# Task details
In the My Day column, copy everything from "The Eleanor Roosevelt" down to "her still asleep.", and swap "train" for "bus".

The Eleanor Roosevelt Papers, Digital Edition > My Day
My Day by Eleanor Roosevelt

[Original version of the column. Text in red are tagged with <sic> (needs correction); text in purple are tagged with <orig> (needs regularization); and text in blue are tagged names of persons or organizations. View emended version]

      

HYDE PARK—Up at six-thirty this morning to take Miss Cook to the early train for New York. It certainly is a funny thing how lazy everybody else seems when you get started early! Twice I thought I would go over and greet my mother-in-law who got home yesterday from Fairhaven, Massachusett where she stayed for a few days on her way home from Campobello, but I had to remind myself each time I would probably find her still asleep.

I did some shopping in the village and then went over to see her and found her as usual very busy. While I was there she dashed downstairs to arrange for a card party to be given at her house for the benefit of the Hyde Park library, she had her brother and several of his grand children coming to see her and in fact her day was already planned out! Tomorrow was beginning to fill up so fast that when some one telephoned to ask if she would judge the babies as usual at the County Fair tomorrow afternoon, I was rather prepared to have her refuse. Instead of which she said with enthusiasm: "Why, of course, I will, I always do!"

# Stored data

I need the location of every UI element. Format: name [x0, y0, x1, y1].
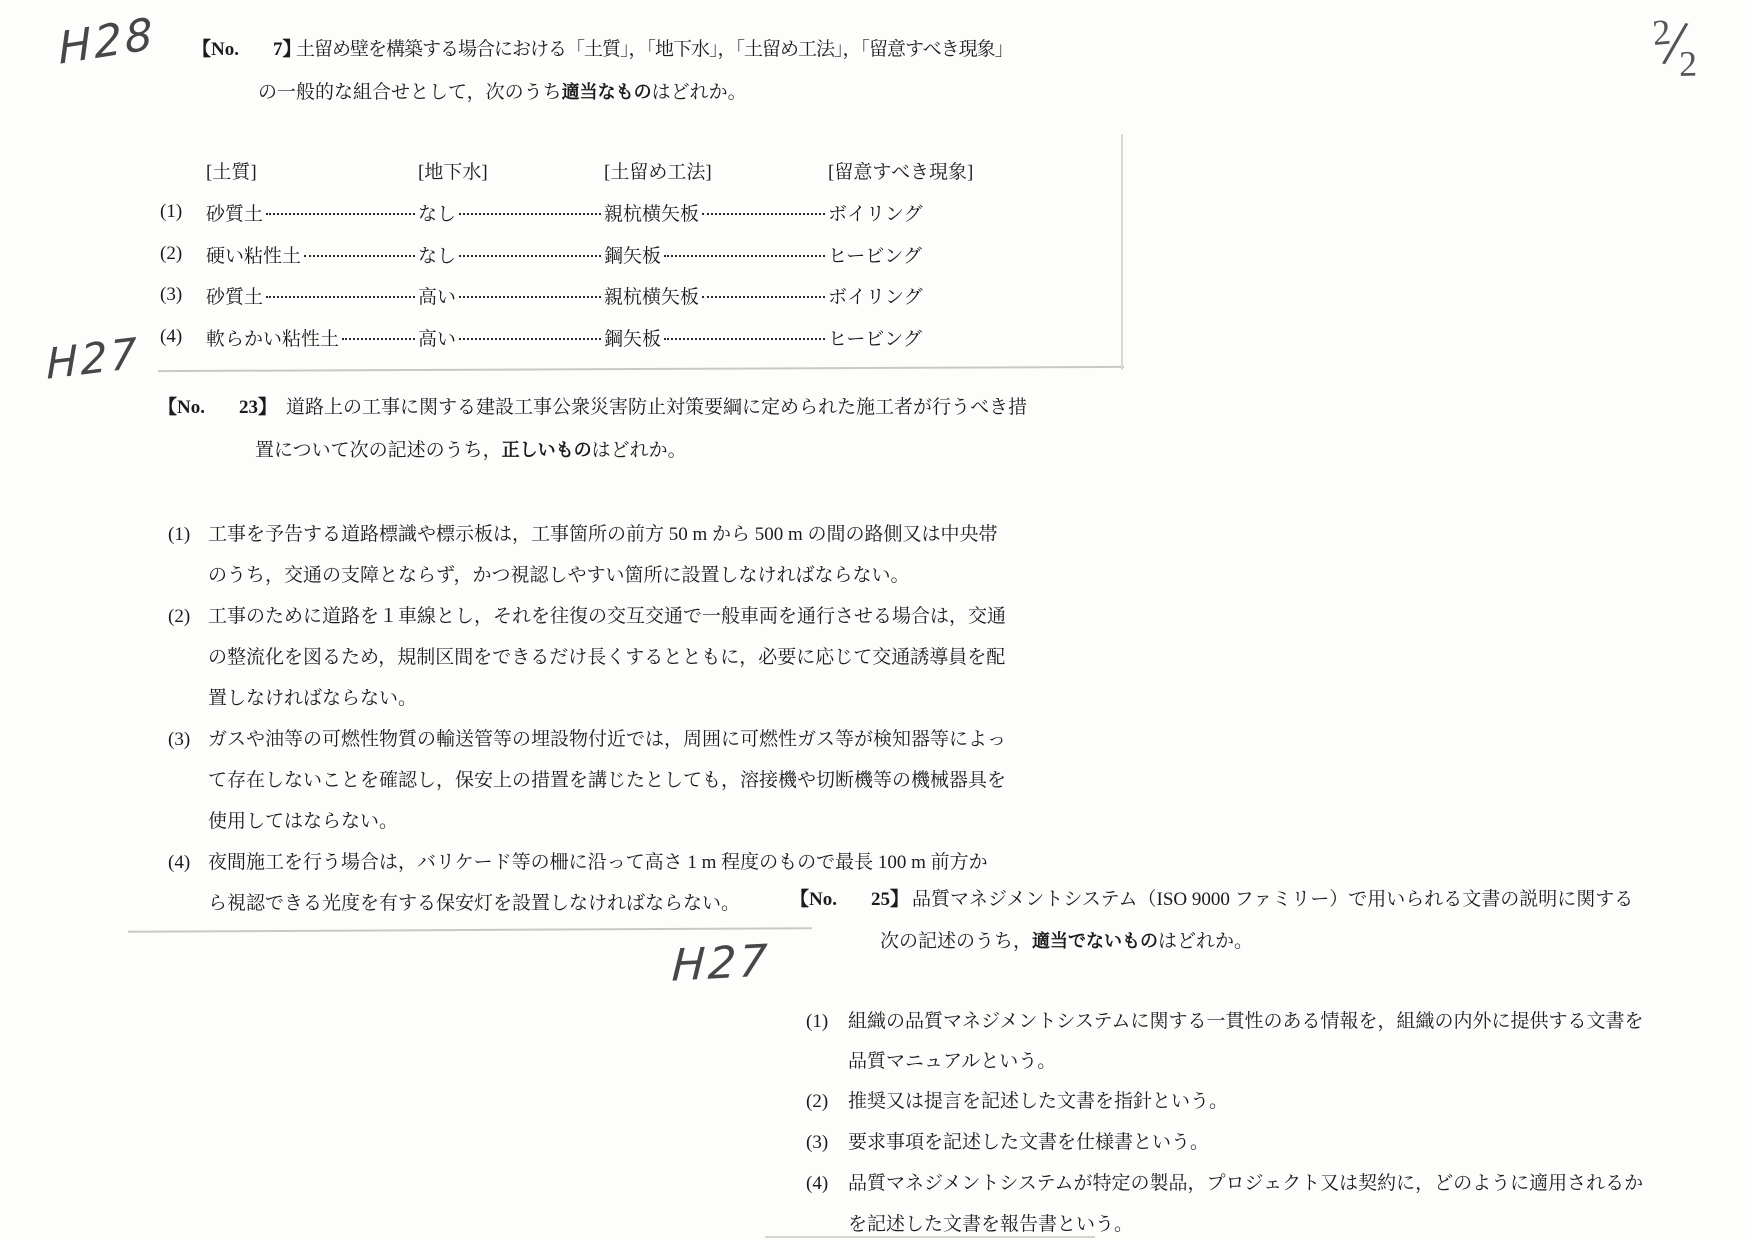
q7-col-groundwater: [地下水]	[418, 157, 604, 184]
q23-option3-line2: て存在しないことを確認し，保安上の措置を講じたとしても，溶接機や切断機等の機械器…	[208, 767, 1006, 795]
q7-col-method: [土留め工法]	[604, 157, 828, 184]
q25-option2-line1: 推奨又は提言を記述した文書を指針という。	[848, 1088, 1228, 1116]
q25-option1-line1: 組織の品質マネジメントシステムに関する一貫性のある情報を，組織の内外に提供する文…	[848, 1008, 1644, 1036]
scan-sheet-edge-right	[1121, 134, 1123, 370]
table-row: (3) 砂質土 高い 親杭横矢板 ボイリング	[160, 281, 990, 309]
page-number-denominator: 2	[1679, 43, 1698, 85]
table-row: (1) 砂質土 なし 親杭横矢板 ボイリング	[160, 198, 990, 226]
dotted-leader	[661, 323, 828, 351]
q23-option3-line1: ガスや油等の可燃性物質の輸送管等の埋設物付近では，周囲に可燃性ガス等が検知器等に…	[208, 726, 1006, 754]
cell-groundwater: なし	[418, 241, 456, 268]
q7-line2-post: はどれか。	[652, 82, 747, 103]
dotted-leader	[456, 323, 604, 351]
dotted-leader	[699, 281, 828, 309]
row-marker: (3)	[160, 284, 206, 306]
option-marker: (1)	[168, 521, 190, 549]
q25-question-line2: 次の記述のうち，適当でないものはどれか。	[880, 927, 1253, 955]
cell-method: 鋼矢板	[604, 241, 661, 268]
dotted-leader	[699, 198, 828, 226]
cell-method: 鋼矢板	[604, 324, 661, 351]
cell-groundwater: 高い	[418, 282, 456, 309]
q25-option1-line2: 品質マニュアルという。	[848, 1048, 1056, 1076]
q23-line2-emphasis: 正しいもの	[502, 440, 592, 460]
q23-label-number: 23】	[239, 397, 277, 418]
q23-line2-pre: 置について次の記述のうち，	[255, 440, 502, 461]
q23-question-line1: 道路上の工事に関する建設工事公衆災害防止対策要綱に定められた施工者が行うべき措	[286, 394, 1027, 422]
q23-question-line2: 置について次の記述のうち，正しいものはどれか。	[255, 436, 687, 464]
handwritten-page-number: 2 / 2	[1650, 13, 1699, 75]
option-marker: (3)	[168, 726, 190, 754]
q23-option1-line2: のうち，交通の支障とならず，かつ視認しやすい箇所に設置しなければならない。	[208, 562, 909, 590]
q25-line2-emphasis: 適当でないもの	[1032, 931, 1158, 951]
q7-line2-emphasis: 適当なもの	[562, 82, 652, 102]
cell-soil: 硬い粘性土	[206, 241, 301, 268]
q25-label-open: 【No.	[790, 889, 837, 910]
dotted-leader	[263, 198, 418, 226]
handwritten-h27-middle: H27	[671, 935, 772, 991]
q7-col-soil: [土質]	[206, 157, 418, 184]
q23-label-open: 【No.	[158, 397, 205, 418]
option-marker: (2)	[806, 1088, 828, 1116]
row-marker: (1)	[160, 201, 206, 223]
table-row: (2) 硬い粘性土 なし 鋼矢板 ヒービング	[160, 240, 990, 268]
q7-label: 【No.7】	[192, 36, 302, 64]
q25-option3-line1: 要求事項を記述した文書を仕様書という。	[848, 1129, 1209, 1157]
option-marker: (2)	[168, 603, 190, 631]
q23-option2-line1: 工事のために道路を１車線とし，それを往復の交互交通で一般車両を通行させる場合は，…	[208, 603, 1006, 631]
scan-sheet-edge-top-section	[158, 366, 1124, 372]
cell-phenomenon: ボイリング	[828, 282, 923, 309]
handwritten-h27-left: H27	[46, 328, 140, 389]
cell-soil: 軟らかい粘性土	[206, 324, 339, 351]
q7-table-header: [土質] [地下水] [土留め工法] [留意すべき現象]	[160, 156, 990, 184]
q25-option4-line2: を記述した文書を報告書という。	[848, 1211, 1133, 1239]
table-row: (4) 軟らかい粘性土 高い 鋼矢板 ヒービング	[160, 323, 990, 351]
option-marker: (4)	[806, 1170, 828, 1198]
q7-label-open: 【No.	[192, 39, 239, 60]
dotted-leader	[456, 198, 604, 226]
cell-groundwater: 高い	[418, 324, 456, 351]
q25-option4-line1: 品質マネジメントシステムが特定の製品，プロジェクト又は契約に，どのように適用され…	[848, 1170, 1643, 1198]
q23-line2-post: はどれか。	[592, 440, 687, 461]
option-marker: (3)	[806, 1129, 828, 1157]
cell-phenomenon: ヒービング	[828, 241, 922, 268]
cell-groundwater: なし	[418, 199, 456, 226]
cell-phenomenon: ヒービング	[828, 324, 922, 351]
cell-phenomenon: ボイリング	[828, 199, 923, 226]
row-marker: (2)	[160, 243, 206, 265]
q7-question-line2: の一般的な組合せとして，次のうち適当なものはどれか。	[258, 78, 747, 106]
q23-option1-line1: 工事を予告する道路標識や標示板は，工事箇所の前方 50 m から 500 m の…	[208, 521, 998, 549]
cell-method: 親杭横矢板	[604, 199, 699, 226]
scan-sheet-edge-middle-section	[128, 927, 812, 933]
q25-label-number: 25】	[871, 889, 909, 910]
q23-option2-line3: 置しなければならない。	[208, 685, 417, 713]
q7-line2-pre: の一般的な組合せとして，次のうち	[258, 82, 562, 103]
q23-option2-line2: の整流化を図るため，規制区間をできるだけ長くするとともに，必要に応じて交通誘導員…	[208, 644, 1005, 672]
q23-option4-line2: ら視認できる光度を有する保安灯を設置しなければならない。	[208, 890, 740, 918]
q7-col-phenomenon: [留意すべき現象]	[828, 157, 973, 184]
q23-option3-line3: 使用してはならない。	[208, 808, 398, 836]
q23-option4-line1: 夜間施工を行う場合は，バリケード等の柵に沿って高さ 1 m 程度のもので最長 1…	[208, 849, 988, 877]
dotted-leader	[301, 240, 418, 268]
q23-label: 【No.23】	[158, 394, 277, 422]
cell-soil: 砂質土	[206, 199, 263, 226]
cell-method: 親杭横矢板	[604, 282, 699, 309]
q25-line2-pre: 次の記述のうち，	[880, 931, 1032, 952]
dotted-leader	[661, 240, 828, 268]
dotted-leader	[456, 281, 604, 309]
dotted-leader	[456, 240, 604, 268]
q25-label: 【No.25】	[790, 886, 909, 914]
q25-line2-post: はどれか。	[1158, 931, 1253, 952]
option-marker: (1)	[806, 1008, 828, 1036]
q7-question-line1: 土留め壁を構築する場合における「土質」，「地下水」，「土留め工法」，「留意すべき…	[296, 36, 1013, 64]
dotted-leader	[339, 323, 418, 351]
cell-soil: 砂質土	[206, 282, 263, 309]
dotted-leader	[263, 281, 418, 309]
handwritten-h28: H28	[57, 8, 157, 75]
q25-question-line1: 品質マネジメントシステム（ISO 9000 ファミリー）で用いられる文書の説明に…	[912, 886, 1633, 914]
row-marker: (4)	[160, 326, 206, 348]
option-marker: (4)	[168, 849, 190, 877]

# Expected answer
The Eleanor Roosevelt Papers, Digital Edition > My Day
My Day by Eleanor Roosevelt

[Original version of the column. Text in red are tagged with <sic> (needs correction); text in purple are tagged with <orig> (needs regularization); and text in blue are tagged names of persons or organizations. View emended version]

      

HYDE PARK—Up at six-thirty this morning to take Miss Cook to the early bus for New York. It certainly is a funny thing how lazy everybody else seems when you get started early! Twice I thought I would go over and greet my mother-in-law who got home yesterday from Fairhaven, Massachusett where she stayed for a few days on her way home from Campobello, but I had to remind myself each time I would probably find her still asleep.